■ Goal of the exercise: Write every record out again exactly, and keep images out of it.
==== Record excerpts ====
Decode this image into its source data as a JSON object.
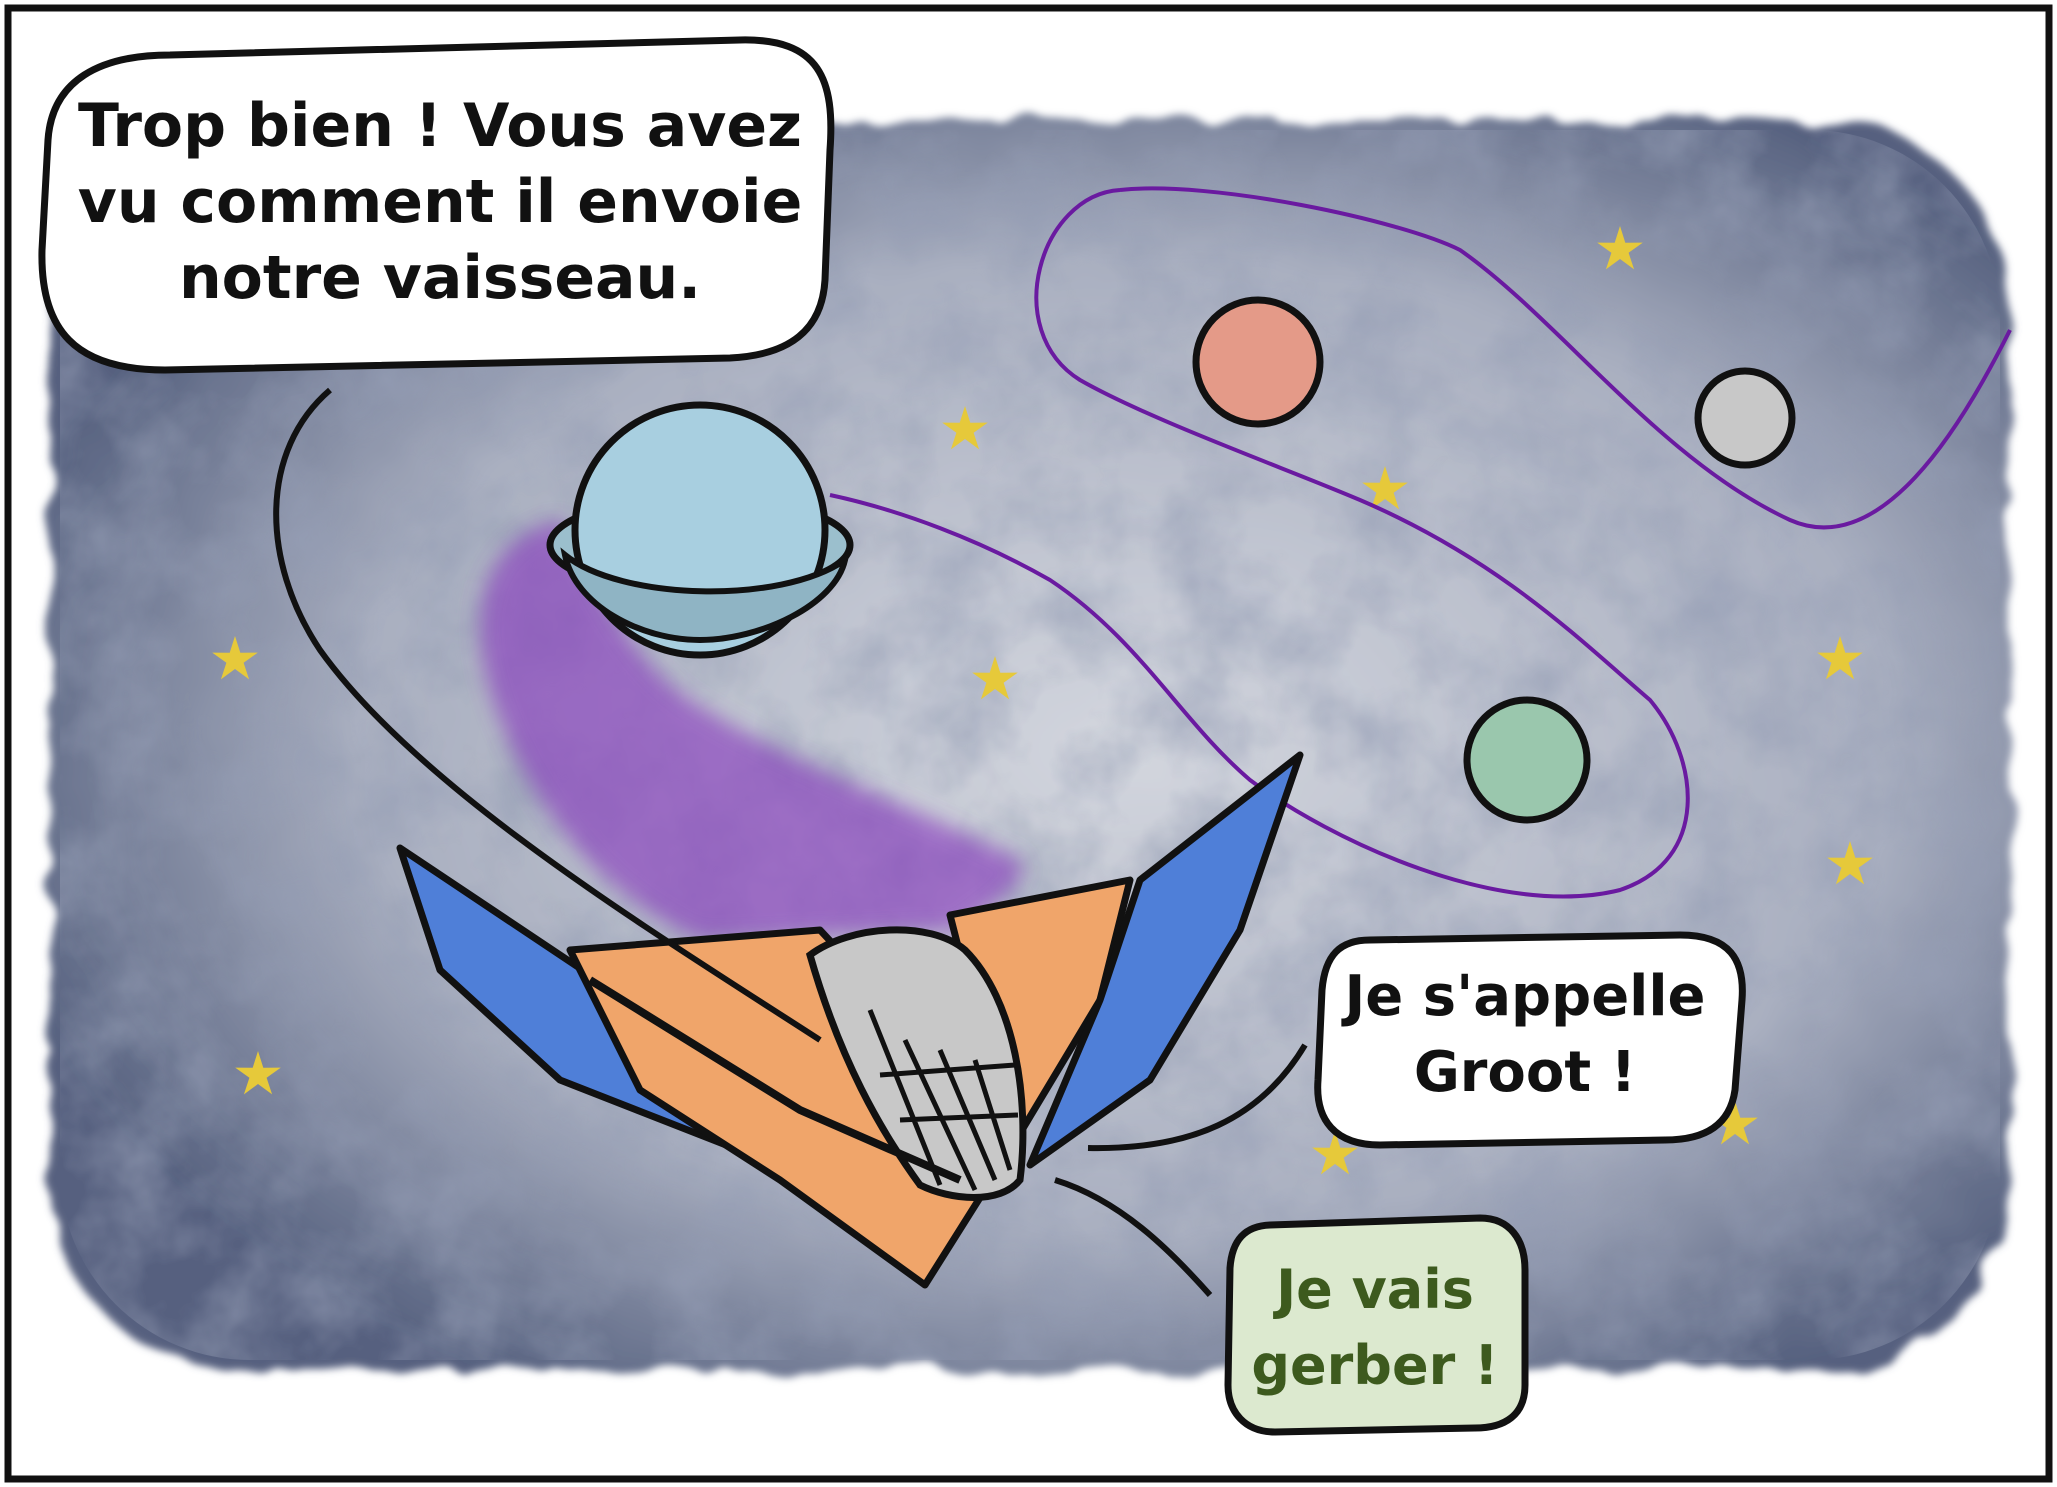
{
  "panel": {
    "speech_bubbles": [
      {
        "id": "narrator",
        "text": "Trop bien ! Vous avez\nvu comment il envoie\nnotre vaisseau."
      },
      {
        "id": "groot",
        "text": "Je s'appelle\nGroot !"
      },
      {
        "id": "sick",
        "text": "Je vais\ngerber !"
      }
    ]
  },
  "colors": {
    "space": "#4a5573",
    "space_light": "#c4c8d2",
    "orbit_path": "#6a1aa0",
    "trail": "#8a3fbf",
    "planet_ring": "#9bbfcd",
    "planet_blue": "#a8cfe0",
    "planet_red": "#e49a88",
    "planet_grey": "#c8c8c8",
    "planet_green": "#9ac7ad",
    "star": "#e6c93a",
    "ship_orange": "#f0a56a",
    "ship_blue": "#4f7fd8",
    "ship_cockpit": "#c8c8c8",
    "sick_bubble": "#dce9cf",
    "sick_text": "#3d5a1e"
  },
  "icons": [
    "star-icon",
    "planet-icon",
    "spaceship-icon"
  ]
}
====
■ Task output:
Decode this image into its source data as a JSON object.
{
  "panel": {
    "speech_bubbles": [
      {
        "id": "narrator",
        "text": "Trop bien ! Vous avez\nvu comment il envoie\nnotre vaisseau."
      },
      {
        "id": "groot",
        "text": "Je s'appelle\nGroot !"
      },
      {
        "id": "sick",
        "text": "Je vais\ngerber !"
      }
    ]
  },
  "colors": {
    "space": "#4a5573",
    "space_light": "#c4c8d2",
    "orbit_path": "#6a1aa0",
    "trail": "#8a3fbf",
    "planet_ring": "#9bbfcd",
    "planet_blue": "#a8cfe0",
    "planet_red": "#e49a88",
    "planet_grey": "#c8c8c8",
    "planet_green": "#9ac7ad",
    "star": "#e6c93a",
    "ship_orange": "#f0a56a",
    "ship_blue": "#4f7fd8",
    "ship_cockpit": "#c8c8c8",
    "sick_bubble": "#dce9cf",
    "sick_text": "#3d5a1e"
  },
  "icons": [
    "star-icon",
    "planet-icon",
    "spaceship-icon"
  ]
}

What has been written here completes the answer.